Description of the task:
Provide an exact reproduction of every entry.

Data for processing:
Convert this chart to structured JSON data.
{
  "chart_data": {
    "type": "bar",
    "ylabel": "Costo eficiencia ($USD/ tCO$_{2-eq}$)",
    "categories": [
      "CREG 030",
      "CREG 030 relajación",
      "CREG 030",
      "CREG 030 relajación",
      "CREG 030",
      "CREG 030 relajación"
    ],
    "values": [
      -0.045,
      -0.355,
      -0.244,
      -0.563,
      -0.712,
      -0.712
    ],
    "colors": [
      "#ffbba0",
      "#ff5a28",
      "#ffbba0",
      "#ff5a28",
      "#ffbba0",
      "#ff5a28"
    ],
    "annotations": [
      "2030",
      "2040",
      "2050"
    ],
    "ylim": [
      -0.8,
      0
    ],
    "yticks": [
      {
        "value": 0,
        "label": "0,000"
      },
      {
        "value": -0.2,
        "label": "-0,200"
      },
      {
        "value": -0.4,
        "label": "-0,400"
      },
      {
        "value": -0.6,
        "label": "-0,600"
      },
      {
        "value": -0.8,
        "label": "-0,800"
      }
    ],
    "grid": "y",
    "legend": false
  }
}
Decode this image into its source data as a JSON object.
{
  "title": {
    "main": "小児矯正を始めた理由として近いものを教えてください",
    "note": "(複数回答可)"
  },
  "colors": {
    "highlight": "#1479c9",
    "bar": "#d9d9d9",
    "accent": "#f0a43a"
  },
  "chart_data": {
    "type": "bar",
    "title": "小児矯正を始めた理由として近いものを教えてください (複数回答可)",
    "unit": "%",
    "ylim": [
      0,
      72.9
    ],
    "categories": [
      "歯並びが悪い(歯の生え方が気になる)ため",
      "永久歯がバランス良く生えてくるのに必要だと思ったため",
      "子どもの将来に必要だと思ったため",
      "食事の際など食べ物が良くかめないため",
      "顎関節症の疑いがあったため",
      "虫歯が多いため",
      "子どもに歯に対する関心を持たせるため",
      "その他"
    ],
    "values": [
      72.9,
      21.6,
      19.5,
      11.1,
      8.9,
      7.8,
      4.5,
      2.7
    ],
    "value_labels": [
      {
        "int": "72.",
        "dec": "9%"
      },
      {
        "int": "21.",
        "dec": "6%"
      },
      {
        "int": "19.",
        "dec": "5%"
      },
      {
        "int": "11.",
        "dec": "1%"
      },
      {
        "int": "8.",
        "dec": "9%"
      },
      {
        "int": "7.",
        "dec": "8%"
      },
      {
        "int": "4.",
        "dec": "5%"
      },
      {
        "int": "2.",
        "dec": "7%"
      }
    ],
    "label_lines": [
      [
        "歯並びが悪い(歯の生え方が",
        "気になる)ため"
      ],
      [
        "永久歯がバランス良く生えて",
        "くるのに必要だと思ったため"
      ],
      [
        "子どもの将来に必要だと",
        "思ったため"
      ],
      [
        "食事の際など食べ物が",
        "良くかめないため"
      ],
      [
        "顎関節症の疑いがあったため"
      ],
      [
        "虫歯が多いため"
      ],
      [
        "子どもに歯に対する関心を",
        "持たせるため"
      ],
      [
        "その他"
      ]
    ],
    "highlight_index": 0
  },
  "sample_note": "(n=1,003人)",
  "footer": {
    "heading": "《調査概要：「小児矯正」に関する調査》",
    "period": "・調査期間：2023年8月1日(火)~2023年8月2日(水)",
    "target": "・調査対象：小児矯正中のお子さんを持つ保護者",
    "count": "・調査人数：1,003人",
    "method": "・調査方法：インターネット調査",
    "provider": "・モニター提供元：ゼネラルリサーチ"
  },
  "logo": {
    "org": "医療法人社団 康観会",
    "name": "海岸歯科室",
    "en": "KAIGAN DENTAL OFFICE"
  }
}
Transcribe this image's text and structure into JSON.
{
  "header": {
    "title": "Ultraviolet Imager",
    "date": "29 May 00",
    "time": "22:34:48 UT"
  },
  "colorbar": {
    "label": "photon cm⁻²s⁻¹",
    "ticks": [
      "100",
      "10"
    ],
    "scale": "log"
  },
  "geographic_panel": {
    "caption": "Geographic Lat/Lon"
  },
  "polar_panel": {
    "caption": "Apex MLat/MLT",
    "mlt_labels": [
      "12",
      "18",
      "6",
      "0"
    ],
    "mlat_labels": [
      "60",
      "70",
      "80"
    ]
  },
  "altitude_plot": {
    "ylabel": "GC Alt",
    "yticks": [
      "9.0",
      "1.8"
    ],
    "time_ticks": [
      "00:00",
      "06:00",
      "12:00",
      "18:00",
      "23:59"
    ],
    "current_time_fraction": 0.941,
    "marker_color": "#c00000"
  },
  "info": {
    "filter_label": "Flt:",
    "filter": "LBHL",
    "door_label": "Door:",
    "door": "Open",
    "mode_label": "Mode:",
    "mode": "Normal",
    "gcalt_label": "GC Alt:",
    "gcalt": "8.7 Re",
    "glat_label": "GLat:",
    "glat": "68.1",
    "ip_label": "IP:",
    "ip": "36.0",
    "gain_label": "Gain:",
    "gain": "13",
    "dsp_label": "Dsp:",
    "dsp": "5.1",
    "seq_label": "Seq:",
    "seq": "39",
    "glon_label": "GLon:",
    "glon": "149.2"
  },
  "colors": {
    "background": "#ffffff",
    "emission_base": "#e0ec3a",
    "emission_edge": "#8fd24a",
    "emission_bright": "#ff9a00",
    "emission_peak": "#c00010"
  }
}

Solution:
Convert this chart to structured JSON data.
{
  "chart_data": {
    "type": "bar",
    "ylabel": "Costo eficiencia ($USD/ tCO$_{2-eq}$)",
    "categories": [
      "CREG 030",
      "CREG 030 relajación",
      "CREG 030",
      "CREG 030 relajación",
      "CREG 030",
      "CREG 030 relajación"
    ],
    "values": [
      -0.045,
      -0.355,
      -0.244,
      -0.563,
      -0.712,
      -0.712
    ],
    "colors": [
      "#ffbba0",
      "#ff5a28",
      "#ffbba0",
      "#ff5a28",
      "#ffbba0",
      "#ff5a28"
    ],
    "annotations": [
      "2030",
      "2040",
      "2050"
    ],
    "ylim": [
      -0.8,
      0
    ],
    "yticks": [
      {
        "value": 0,
        "label": "0,000"
      },
      {
        "value": -0.2,
        "label": "-0,200"
      },
      {
        "value": -0.4,
        "label": "-0,400"
      },
      {
        "value": -0.6,
        "label": "-0,600"
      },
      {
        "value": -0.8,
        "label": "-0,800"
      }
    ],
    "grid": "y",
    "legend": false
  }
}
Decode this image into its source data as a JSON object.
{
  "title": {
    "main": "小児矯正を始めた理由として近いものを教えてください",
    "note": "(複数回答可)"
  },
  "colors": {
    "highlight": "#1479c9",
    "bar": "#d9d9d9",
    "accent": "#f0a43a"
  },
  "chart_data": {
    "type": "bar",
    "title": "小児矯正を始めた理由として近いものを教えてください (複数回答可)",
    "unit": "%",
    "ylim": [
      0,
      72.9
    ],
    "categories": [
      "歯並びが悪い(歯の生え方が気になる)ため",
      "永久歯がバランス良く生えてくるのに必要だと思ったため",
      "子どもの将来に必要だと思ったため",
      "食事の際など食べ物が良くかめないため",
      "顎関節症の疑いがあったため",
      "虫歯が多いため",
      "子どもに歯に対する関心を持たせるため",
      "その他"
    ],
    "values": [
      72.9,
      21.6,
      19.5,
      11.1,
      8.9,
      7.8,
      4.5,
      2.7
    ],
    "value_labels": [
      {
        "int": "72.",
        "dec": "9%"
      },
      {
        "int": "21.",
        "dec": "6%"
      },
      {
        "int": "19.",
        "dec": "5%"
      },
      {
        "int": "11.",
        "dec": "1%"
      },
      {
        "int": "8.",
        "dec": "9%"
      },
      {
        "int": "7.",
        "dec": "8%"
      },
      {
        "int": "4.",
        "dec": "5%"
      },
      {
        "int": "2.",
        "dec": "7%"
      }
    ],
    "label_lines": [
      [
        "歯並びが悪い(歯の生え方が",
        "気になる)ため"
      ],
      [
        "永久歯がバランス良く生えて",
        "くるのに必要だと思ったため"
      ],
      [
        "子どもの将来に必要だと",
        "思ったため"
      ],
      [
        "食事の際など食べ物が",
        "良くかめないため"
      ],
      [
        "顎関節症の疑いがあったため"
      ],
      [
        "虫歯が多いため"
      ],
      [
        "子どもに歯に対する関心を",
        "持たせるため"
      ],
      [
        "その他"
      ]
    ],
    "highlight_index": 0
  },
  "sample_note": "(n=1,003人)",
  "footer": {
    "heading": "《調査概要：「小児矯正」に関する調査》",
    "period": "・調査期間：2023年8月1日(火)~2023年8月2日(水)",
    "target": "・調査対象：小児矯正中のお子さんを持つ保護者",
    "count": "・調査人数：1,003人",
    "method": "・調査方法：インターネット調査",
    "provider": "・モニター提供元：ゼネラルリサーチ"
  },
  "logo": {
    "org": "医療法人社団 康観会",
    "name": "海岸歯科室",
    "en": "KAIGAN DENTAL OFFICE"
  }
}
Transcribe this image's text and structure into JSON.
{
  "header": {
    "title": "Ultraviolet Imager",
    "date": "29 May 00",
    "time": "22:34:48 UT"
  },
  "colorbar": {
    "label": "photon cm⁻²s⁻¹",
    "ticks": [
      "100",
      "10"
    ],
    "scale": "log"
  },
  "geographic_panel": {
    "caption": "Geographic Lat/Lon"
  },
  "polar_panel": {
    "caption": "Apex MLat/MLT",
    "mlt_labels": [
      "12",
      "18",
      "6",
      "0"
    ],
    "mlat_labels": [
      "60",
      "70",
      "80"
    ]
  },
  "altitude_plot": {
    "ylabel": "GC Alt",
    "yticks": [
      "9.0",
      "1.8"
    ],
    "time_ticks": [
      "00:00",
      "06:00",
      "12:00",
      "18:00",
      "23:59"
    ],
    "current_time_fraction": 0.941,
    "marker_color": "#c00000"
  },
  "info": {
    "filter_label": "Flt:",
    "filter": "LBHL",
    "door_label": "Door:",
    "door": "Open",
    "mode_label": "Mode:",
    "mode": "Normal",
    "gcalt_label": "GC Alt:",
    "gcalt": "8.7 Re",
    "glat_label": "GLat:",
    "glat": "68.1",
    "ip_label": "IP:",
    "ip": "36.0",
    "gain_label": "Gain:",
    "gain": "13",
    "dsp_label": "Dsp:",
    "dsp": "5.1",
    "seq_label": "Seq:",
    "seq": "39",
    "glon_label": "GLon:",
    "glon": "149.2"
  },
  "colors": {
    "background": "#ffffff",
    "emission_base": "#e0ec3a",
    "emission_edge": "#8fd24a",
    "emission_bright": "#ff9a00",
    "emission_peak": "#c00010"
  }
}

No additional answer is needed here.